ENTRIES SUPPLIED
= Beginning of Section =
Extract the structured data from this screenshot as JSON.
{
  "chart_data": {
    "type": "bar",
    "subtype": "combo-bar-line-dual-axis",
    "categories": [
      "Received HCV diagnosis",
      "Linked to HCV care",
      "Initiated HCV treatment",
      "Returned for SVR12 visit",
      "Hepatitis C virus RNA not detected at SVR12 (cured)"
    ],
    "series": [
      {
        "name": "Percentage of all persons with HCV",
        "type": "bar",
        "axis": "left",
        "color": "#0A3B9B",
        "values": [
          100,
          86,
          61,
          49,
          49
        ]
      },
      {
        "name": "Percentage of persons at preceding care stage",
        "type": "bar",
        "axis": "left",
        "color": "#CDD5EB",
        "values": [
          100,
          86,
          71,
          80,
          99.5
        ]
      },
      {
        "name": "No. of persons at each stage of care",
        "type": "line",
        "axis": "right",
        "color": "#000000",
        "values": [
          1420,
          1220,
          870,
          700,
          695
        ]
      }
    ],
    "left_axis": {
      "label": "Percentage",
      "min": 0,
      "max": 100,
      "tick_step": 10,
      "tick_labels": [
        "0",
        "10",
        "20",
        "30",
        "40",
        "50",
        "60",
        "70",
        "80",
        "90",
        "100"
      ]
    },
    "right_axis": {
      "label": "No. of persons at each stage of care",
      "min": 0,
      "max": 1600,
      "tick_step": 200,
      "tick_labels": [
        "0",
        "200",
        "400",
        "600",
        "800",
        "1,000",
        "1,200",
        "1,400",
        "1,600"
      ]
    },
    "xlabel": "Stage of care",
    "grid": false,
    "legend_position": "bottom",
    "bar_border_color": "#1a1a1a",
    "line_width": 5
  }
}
= End of Section =
YOUR OBJECTIVE
Select every line in the records above that contains the word "care".

OUTPUT FOR THIS EXERCISE
      "Linked to HCV care",
        "name": "Percentage of persons at preceding care stage",
        "name": "No. of persons at each stage of care",
      "label": "No. of persons at each stage of care",
    "xlabel": "Stage of care",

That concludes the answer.